# start of Source material
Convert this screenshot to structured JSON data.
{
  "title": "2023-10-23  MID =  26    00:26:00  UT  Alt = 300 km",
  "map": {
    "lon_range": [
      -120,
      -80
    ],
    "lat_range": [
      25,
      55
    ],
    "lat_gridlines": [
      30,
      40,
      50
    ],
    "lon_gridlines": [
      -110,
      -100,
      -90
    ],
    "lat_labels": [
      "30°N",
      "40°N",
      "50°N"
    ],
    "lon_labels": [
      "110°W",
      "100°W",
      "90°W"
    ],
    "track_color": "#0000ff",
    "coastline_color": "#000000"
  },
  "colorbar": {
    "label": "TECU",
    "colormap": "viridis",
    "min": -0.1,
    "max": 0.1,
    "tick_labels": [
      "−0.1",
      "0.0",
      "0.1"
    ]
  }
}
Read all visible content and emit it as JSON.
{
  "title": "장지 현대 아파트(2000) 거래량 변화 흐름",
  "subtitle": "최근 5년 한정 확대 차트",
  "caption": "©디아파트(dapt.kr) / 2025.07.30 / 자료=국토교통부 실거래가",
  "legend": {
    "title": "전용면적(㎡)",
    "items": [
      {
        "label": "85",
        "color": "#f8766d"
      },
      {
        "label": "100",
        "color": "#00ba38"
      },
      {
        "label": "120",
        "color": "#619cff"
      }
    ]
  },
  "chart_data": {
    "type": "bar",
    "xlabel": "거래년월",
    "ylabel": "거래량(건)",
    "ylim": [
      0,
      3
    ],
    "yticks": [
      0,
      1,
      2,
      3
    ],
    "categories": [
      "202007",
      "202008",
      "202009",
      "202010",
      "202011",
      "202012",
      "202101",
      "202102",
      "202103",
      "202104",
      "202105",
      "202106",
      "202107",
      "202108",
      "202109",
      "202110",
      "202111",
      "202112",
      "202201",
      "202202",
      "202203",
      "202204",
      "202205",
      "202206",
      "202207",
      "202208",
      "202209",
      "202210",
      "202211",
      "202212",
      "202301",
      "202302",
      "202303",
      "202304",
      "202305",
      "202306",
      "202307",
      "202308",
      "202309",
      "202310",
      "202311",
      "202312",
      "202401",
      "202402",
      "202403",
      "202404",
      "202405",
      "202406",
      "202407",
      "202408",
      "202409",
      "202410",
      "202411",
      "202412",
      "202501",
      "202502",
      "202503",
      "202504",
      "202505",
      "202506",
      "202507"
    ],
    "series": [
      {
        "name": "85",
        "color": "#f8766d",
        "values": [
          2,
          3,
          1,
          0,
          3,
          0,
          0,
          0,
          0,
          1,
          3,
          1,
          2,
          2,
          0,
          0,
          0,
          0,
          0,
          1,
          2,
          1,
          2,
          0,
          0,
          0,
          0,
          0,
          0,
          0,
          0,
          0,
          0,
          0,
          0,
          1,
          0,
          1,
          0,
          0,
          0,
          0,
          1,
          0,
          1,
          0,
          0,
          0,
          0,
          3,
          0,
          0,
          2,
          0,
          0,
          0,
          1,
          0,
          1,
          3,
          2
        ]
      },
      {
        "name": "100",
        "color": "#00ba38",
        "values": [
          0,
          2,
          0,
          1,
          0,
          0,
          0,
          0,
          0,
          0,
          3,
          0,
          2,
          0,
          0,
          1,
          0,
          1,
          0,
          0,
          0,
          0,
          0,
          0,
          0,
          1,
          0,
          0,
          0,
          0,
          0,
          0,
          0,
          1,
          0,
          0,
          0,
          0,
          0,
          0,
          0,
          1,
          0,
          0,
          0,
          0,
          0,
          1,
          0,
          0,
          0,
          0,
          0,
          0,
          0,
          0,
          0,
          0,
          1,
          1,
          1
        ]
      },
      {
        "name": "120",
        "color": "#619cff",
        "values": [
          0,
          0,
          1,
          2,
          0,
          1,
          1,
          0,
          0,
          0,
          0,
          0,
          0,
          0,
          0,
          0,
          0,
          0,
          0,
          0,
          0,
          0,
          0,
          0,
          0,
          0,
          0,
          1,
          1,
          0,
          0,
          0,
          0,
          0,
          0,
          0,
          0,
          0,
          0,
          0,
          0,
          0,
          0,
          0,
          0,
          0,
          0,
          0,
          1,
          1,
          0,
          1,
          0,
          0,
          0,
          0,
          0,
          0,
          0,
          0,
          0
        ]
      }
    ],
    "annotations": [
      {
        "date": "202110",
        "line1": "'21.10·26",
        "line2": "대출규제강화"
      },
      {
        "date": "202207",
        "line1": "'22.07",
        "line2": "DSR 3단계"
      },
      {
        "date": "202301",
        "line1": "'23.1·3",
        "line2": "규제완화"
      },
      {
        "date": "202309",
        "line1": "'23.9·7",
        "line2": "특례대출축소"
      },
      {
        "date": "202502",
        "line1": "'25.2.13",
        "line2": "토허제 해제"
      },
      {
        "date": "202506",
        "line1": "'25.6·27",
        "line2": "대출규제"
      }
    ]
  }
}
# end of Source material
◆ Exercise aim
Return all of the entries exactly as written.

◆ The completed task
Convert this screenshot to structured JSON data.
{
  "title": "2023-10-23  MID =  26    00:26:00  UT  Alt = 300 km",
  "map": {
    "lon_range": [
      -120,
      -80
    ],
    "lat_range": [
      25,
      55
    ],
    "lat_gridlines": [
      30,
      40,
      50
    ],
    "lon_gridlines": [
      -110,
      -100,
      -90
    ],
    "lat_labels": [
      "30°N",
      "40°N",
      "50°N"
    ],
    "lon_labels": [
      "110°W",
      "100°W",
      "90°W"
    ],
    "track_color": "#0000ff",
    "coastline_color": "#000000"
  },
  "colorbar": {
    "label": "TECU",
    "colormap": "viridis",
    "min": -0.1,
    "max": 0.1,
    "tick_labels": [
      "−0.1",
      "0.0",
      "0.1"
    ]
  }
}
Read all visible content and emit it as JSON.
{
  "title": "장지 현대 아파트(2000) 거래량 변화 흐름",
  "subtitle": "최근 5년 한정 확대 차트",
  "caption": "©디아파트(dapt.kr) / 2025.07.30 / 자료=국토교통부 실거래가",
  "legend": {
    "title": "전용면적(㎡)",
    "items": [
      {
        "label": "85",
        "color": "#f8766d"
      },
      {
        "label": "100",
        "color": "#00ba38"
      },
      {
        "label": "120",
        "color": "#619cff"
      }
    ]
  },
  "chart_data": {
    "type": "bar",
    "xlabel": "거래년월",
    "ylabel": "거래량(건)",
    "ylim": [
      0,
      3
    ],
    "yticks": [
      0,
      1,
      2,
      3
    ],
    "categories": [
      "202007",
      "202008",
      "202009",
      "202010",
      "202011",
      "202012",
      "202101",
      "202102",
      "202103",
      "202104",
      "202105",
      "202106",
      "202107",
      "202108",
      "202109",
      "202110",
      "202111",
      "202112",
      "202201",
      "202202",
      "202203",
      "202204",
      "202205",
      "202206",
      "202207",
      "202208",
      "202209",
      "202210",
      "202211",
      "202212",
      "202301",
      "202302",
      "202303",
      "202304",
      "202305",
      "202306",
      "202307",
      "202308",
      "202309",
      "202310",
      "202311",
      "202312",
      "202401",
      "202402",
      "202403",
      "202404",
      "202405",
      "202406",
      "202407",
      "202408",
      "202409",
      "202410",
      "202411",
      "202412",
      "202501",
      "202502",
      "202503",
      "202504",
      "202505",
      "202506",
      "202507"
    ],
    "series": [
      {
        "name": "85",
        "color": "#f8766d",
        "values": [
          2,
          3,
          1,
          0,
          3,
          0,
          0,
          0,
          0,
          1,
          3,
          1,
          2,
          2,
          0,
          0,
          0,
          0,
          0,
          1,
          2,
          1,
          2,
          0,
          0,
          0,
          0,
          0,
          0,
          0,
          0,
          0,
          0,
          0,
          0,
          1,
          0,
          1,
          0,
          0,
          0,
          0,
          1,
          0,
          1,
          0,
          0,
          0,
          0,
          3,
          0,
          0,
          2,
          0,
          0,
          0,
          1,
          0,
          1,
          3,
          2
        ]
      },
      {
        "name": "100",
        "color": "#00ba38",
        "values": [
          0,
          2,
          0,
          1,
          0,
          0,
          0,
          0,
          0,
          0,
          3,
          0,
          2,
          0,
          0,
          1,
          0,
          1,
          0,
          0,
          0,
          0,
          0,
          0,
          0,
          1,
          0,
          0,
          0,
          0,
          0,
          0,
          0,
          1,
          0,
          0,
          0,
          0,
          0,
          0,
          0,
          1,
          0,
          0,
          0,
          0,
          0,
          1,
          0,
          0,
          0,
          0,
          0,
          0,
          0,
          0,
          0,
          0,
          1,
          1,
          1
        ]
      },
      {
        "name": "120",
        "color": "#619cff",
        "values": [
          0,
          0,
          1,
          2,
          0,
          1,
          1,
          0,
          0,
          0,
          0,
          0,
          0,
          0,
          0,
          0,
          0,
          0,
          0,
          0,
          0,
          0,
          0,
          0,
          0,
          0,
          0,
          1,
          1,
          0,
          0,
          0,
          0,
          0,
          0,
          0,
          0,
          0,
          0,
          0,
          0,
          0,
          0,
          0,
          0,
          0,
          0,
          0,
          1,
          1,
          0,
          1,
          0,
          0,
          0,
          0,
          0,
          0,
          0,
          0,
          0
        ]
      }
    ],
    "annotations": [
      {
        "date": "202110",
        "line1": "'21.10·26",
        "line2": "대출규제강화"
      },
      {
        "date": "202207",
        "line1": "'22.07",
        "line2": "DSR 3단계"
      },
      {
        "date": "202301",
        "line1": "'23.1·3",
        "line2": "규제완화"
      },
      {
        "date": "202309",
        "line1": "'23.9·7",
        "line2": "특례대출축소"
      },
      {
        "date": "202502",
        "line1": "'25.2.13",
        "line2": "토허제 해제"
      },
      {
        "date": "202506",
        "line1": "'25.6·27",
        "line2": "대출규제"
      }
    ]
  }
}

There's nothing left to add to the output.